◆ **WRITTEN REQUEST**: Copy out all of the material exactly.

____________________

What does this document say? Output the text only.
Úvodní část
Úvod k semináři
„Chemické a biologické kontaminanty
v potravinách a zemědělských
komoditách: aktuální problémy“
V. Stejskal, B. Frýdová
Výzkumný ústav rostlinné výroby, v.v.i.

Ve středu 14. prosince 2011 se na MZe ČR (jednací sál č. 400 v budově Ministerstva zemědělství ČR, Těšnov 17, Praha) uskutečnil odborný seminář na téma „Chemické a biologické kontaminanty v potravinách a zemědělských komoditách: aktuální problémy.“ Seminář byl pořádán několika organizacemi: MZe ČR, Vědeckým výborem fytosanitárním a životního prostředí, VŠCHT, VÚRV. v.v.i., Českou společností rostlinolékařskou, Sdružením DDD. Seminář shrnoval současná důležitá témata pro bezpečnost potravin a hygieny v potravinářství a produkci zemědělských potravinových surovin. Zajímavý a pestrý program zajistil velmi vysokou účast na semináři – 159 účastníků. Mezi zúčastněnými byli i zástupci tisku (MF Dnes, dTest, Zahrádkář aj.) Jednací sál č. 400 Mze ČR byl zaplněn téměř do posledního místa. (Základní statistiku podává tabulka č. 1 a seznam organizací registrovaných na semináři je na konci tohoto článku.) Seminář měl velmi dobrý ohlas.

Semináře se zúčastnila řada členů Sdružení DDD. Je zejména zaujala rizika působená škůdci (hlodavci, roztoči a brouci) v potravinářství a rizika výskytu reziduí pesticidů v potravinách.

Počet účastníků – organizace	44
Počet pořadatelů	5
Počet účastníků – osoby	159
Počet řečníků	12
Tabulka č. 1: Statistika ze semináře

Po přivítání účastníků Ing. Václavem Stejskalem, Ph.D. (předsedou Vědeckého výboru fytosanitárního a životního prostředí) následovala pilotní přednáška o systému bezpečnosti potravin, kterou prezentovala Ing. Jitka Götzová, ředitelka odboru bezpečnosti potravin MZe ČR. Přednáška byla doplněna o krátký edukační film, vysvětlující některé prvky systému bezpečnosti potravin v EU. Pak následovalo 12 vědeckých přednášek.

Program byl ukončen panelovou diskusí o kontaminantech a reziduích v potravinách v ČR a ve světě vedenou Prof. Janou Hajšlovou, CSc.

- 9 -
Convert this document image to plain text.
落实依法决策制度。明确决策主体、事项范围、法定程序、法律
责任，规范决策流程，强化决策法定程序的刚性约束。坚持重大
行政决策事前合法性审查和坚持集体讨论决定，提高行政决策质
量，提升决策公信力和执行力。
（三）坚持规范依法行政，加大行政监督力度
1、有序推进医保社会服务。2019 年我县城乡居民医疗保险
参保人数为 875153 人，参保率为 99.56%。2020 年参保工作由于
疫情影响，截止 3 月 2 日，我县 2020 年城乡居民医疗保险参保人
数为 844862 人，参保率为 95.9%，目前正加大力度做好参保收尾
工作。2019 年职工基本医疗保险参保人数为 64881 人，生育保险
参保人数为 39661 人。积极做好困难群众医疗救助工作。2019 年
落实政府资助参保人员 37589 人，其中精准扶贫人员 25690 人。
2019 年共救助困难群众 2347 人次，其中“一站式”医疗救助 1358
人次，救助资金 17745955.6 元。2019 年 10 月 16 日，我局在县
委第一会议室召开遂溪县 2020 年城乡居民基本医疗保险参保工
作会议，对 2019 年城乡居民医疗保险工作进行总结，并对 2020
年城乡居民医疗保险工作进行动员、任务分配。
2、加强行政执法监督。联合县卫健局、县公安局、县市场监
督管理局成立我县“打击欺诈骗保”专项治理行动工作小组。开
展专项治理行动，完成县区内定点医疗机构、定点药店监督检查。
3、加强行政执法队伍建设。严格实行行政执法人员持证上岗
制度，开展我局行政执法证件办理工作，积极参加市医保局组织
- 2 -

____________________

◆ **SOLUTION BELOW**:
What does this document say? Output the text only.
Úvodní část
Úvod k semináři
„Chemické a biologické kontaminanty
v potravinách a zemědělských
komoditách: aktuální problémy“
V. Stejskal, B. Frýdová
Výzkumný ústav rostlinné výroby, v.v.i.

Ve středu 14. prosince 2011 se na MZe ČR (jednací sál č. 400 v budově Ministerstva zemědělství ČR, Těšnov 17, Praha) uskutečnil odborný seminář na téma „Chemické a biologické kontaminanty v potravinách a zemědělských komoditách: aktuální problémy.“ Seminář byl pořádán několika organizacemi: MZe ČR, Vědeckým výborem fytosanitárním a životního prostředí, VŠCHT, VÚRV. v.v.i., Českou společností rostlinolékařskou, Sdružením DDD. Seminář shrnoval současná důležitá témata pro bezpečnost potravin a hygieny v potravinářství a produkci zemědělských potravinových surovin. Zajímavý a pestrý program zajistil velmi vysokou účast na semináři – 159 účastníků. Mezi zúčastněnými byli i zástupci tisku (MF Dnes, dTest, Zahrádkář aj.) Jednací sál č. 400 Mze ČR byl zaplněn téměř do posledního místa. (Základní statistiku podává tabulka č. 1 a seznam organizací registrovaných na semináři je na konci tohoto článku.) Seminář měl velmi dobrý ohlas.

Semináře se zúčastnila řada členů Sdružení DDD. Je zejména zaujala rizika působená škůdci (hlodavci, roztoči a brouci) v potravinářství a rizika výskytu reziduí pesticidů v potravinách.

Počet účastníků – organizace	44
Počet pořadatelů	5
Počet účastníků – osoby	159
Počet řečníků	12
Tabulka č. 1: Statistika ze semináře

Po přivítání účastníků Ing. Václavem Stejskalem, Ph.D. (předsedou Vědeckého výboru fytosanitárního a životního prostředí) následovala pilotní přednáška o systému bezpečnosti potravin, kterou prezentovala Ing. Jitka Götzová, ředitelka odboru bezpečnosti potravin MZe ČR. Přednáška byla doplněna o krátký edukační film, vysvětlující některé prvky systému bezpečnosti potravin v EU. Pak následovalo 12 vědeckých přednášek.

Program byl ukončen panelovou diskusí o kontaminantech a reziduích v potravinách v ČR a ve světě vedenou Prof. Janou Hajšlovou, CSc.

- 9 -
Convert this document image to plain text.
落实依法决策制度。明确决策主体、事项范围、法定程序、法律
责任，规范决策流程，强化决策法定程序的刚性约束。坚持重大
行政决策事前合法性审查和坚持集体讨论决定，提高行政决策质
量，提升决策公信力和执行力。
（三）坚持规范依法行政，加大行政监督力度
1、有序推进医保社会服务。2019 年我县城乡居民医疗保险
参保人数为 875153 人，参保率为 99.56%。2020 年参保工作由于
疫情影响，截止 3 月 2 日，我县 2020 年城乡居民医疗保险参保人
数为 844862 人，参保率为 95.9%，目前正加大力度做好参保收尾
工作。2019 年职工基本医疗保险参保人数为 64881 人，生育保险
参保人数为 39661 人。积极做好困难群众医疗救助工作。2019 年
落实政府资助参保人员 37589 人，其中精准扶贫人员 25690 人。
2019 年共救助困难群众 2347 人次，其中“一站式”医疗救助 1358
人次，救助资金 17745955.6 元。2019 年 10 月 16 日，我局在县
委第一会议室召开遂溪县 2020 年城乡居民基本医疗保险参保工
作会议，对 2019 年城乡居民医疗保险工作进行总结，并对 2020
年城乡居民医疗保险工作进行动员、任务分配。
2、加强行政执法监督。联合县卫健局、县公安局、县市场监
督管理局成立我县“打击欺诈骗保”专项治理行动工作小组。开
展专项治理行动，完成县区内定点医疗机构、定点药店监督检查。
3、加强行政执法队伍建设。严格实行行政执法人员持证上岗
制度，开展我局行政执法证件办理工作，积极参加市医保局组织
- 2 -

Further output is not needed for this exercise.